CHALLENGE: Take each line containing the word "document" and copy it.

DATA RECORDS:
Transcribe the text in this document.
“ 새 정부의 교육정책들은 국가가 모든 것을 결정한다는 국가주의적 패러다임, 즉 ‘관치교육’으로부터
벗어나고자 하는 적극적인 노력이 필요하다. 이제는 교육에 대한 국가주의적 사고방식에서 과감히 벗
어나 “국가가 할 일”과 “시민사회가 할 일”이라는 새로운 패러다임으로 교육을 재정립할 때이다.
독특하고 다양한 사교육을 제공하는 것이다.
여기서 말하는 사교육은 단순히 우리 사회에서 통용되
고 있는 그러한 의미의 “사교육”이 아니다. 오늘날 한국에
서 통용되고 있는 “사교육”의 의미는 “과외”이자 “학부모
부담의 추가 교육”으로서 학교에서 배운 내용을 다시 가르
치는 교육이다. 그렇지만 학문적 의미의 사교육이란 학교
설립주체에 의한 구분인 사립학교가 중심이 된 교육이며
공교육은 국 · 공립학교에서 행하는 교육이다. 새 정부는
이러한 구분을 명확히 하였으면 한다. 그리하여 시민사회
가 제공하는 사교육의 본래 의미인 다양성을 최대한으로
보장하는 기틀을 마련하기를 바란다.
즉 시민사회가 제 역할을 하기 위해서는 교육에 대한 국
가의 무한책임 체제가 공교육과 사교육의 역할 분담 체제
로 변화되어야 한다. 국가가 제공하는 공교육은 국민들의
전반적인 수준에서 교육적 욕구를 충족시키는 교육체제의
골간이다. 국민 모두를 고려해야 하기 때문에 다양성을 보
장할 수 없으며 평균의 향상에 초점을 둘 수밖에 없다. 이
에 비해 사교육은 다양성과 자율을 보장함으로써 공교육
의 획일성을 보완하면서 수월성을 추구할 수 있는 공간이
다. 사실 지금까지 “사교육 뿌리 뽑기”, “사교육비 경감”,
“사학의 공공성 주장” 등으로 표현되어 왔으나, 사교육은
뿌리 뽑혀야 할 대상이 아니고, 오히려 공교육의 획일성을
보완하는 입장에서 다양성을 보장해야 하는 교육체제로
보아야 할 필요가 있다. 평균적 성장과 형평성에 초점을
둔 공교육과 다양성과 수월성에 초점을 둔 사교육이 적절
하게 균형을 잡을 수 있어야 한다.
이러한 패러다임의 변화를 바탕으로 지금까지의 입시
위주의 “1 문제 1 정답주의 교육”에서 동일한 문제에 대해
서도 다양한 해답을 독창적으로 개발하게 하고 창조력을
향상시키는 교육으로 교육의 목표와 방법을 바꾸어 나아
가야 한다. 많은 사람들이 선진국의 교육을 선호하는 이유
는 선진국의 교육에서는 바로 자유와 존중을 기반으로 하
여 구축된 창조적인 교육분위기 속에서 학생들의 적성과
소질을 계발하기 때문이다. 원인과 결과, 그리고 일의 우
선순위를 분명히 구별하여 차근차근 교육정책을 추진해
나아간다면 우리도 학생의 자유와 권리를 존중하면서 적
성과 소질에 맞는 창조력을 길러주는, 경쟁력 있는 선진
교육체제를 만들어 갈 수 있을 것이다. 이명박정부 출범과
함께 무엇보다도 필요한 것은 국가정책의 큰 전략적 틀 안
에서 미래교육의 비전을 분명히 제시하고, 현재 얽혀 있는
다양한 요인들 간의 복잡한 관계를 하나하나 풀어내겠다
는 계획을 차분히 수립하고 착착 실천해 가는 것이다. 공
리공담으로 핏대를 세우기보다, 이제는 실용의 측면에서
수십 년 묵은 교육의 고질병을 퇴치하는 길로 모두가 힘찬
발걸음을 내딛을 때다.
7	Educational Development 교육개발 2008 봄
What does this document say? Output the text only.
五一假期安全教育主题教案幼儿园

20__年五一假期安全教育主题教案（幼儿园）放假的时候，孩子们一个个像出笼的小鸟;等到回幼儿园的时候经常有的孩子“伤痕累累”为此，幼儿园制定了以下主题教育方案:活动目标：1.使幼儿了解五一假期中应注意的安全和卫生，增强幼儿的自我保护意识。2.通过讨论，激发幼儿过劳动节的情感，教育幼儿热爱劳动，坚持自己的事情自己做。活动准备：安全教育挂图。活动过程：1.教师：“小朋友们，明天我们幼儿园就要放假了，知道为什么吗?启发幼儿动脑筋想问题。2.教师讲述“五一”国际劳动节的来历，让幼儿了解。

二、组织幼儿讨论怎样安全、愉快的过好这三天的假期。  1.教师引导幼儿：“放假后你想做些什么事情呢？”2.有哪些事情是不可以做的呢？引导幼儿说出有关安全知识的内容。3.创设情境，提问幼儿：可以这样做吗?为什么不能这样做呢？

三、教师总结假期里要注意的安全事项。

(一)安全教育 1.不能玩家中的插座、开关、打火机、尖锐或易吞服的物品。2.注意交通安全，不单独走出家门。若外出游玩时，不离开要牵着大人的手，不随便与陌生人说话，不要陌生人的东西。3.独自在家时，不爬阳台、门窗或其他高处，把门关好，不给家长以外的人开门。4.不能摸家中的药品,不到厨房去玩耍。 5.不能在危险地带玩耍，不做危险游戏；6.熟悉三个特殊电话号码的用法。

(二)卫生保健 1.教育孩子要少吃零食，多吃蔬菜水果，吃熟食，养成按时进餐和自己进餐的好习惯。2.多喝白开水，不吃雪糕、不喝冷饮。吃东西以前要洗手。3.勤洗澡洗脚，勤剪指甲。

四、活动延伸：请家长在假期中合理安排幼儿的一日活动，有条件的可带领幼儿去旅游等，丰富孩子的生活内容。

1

TASK RESULT:
Transcribe the text in this document.
What does this document say? Output the text only.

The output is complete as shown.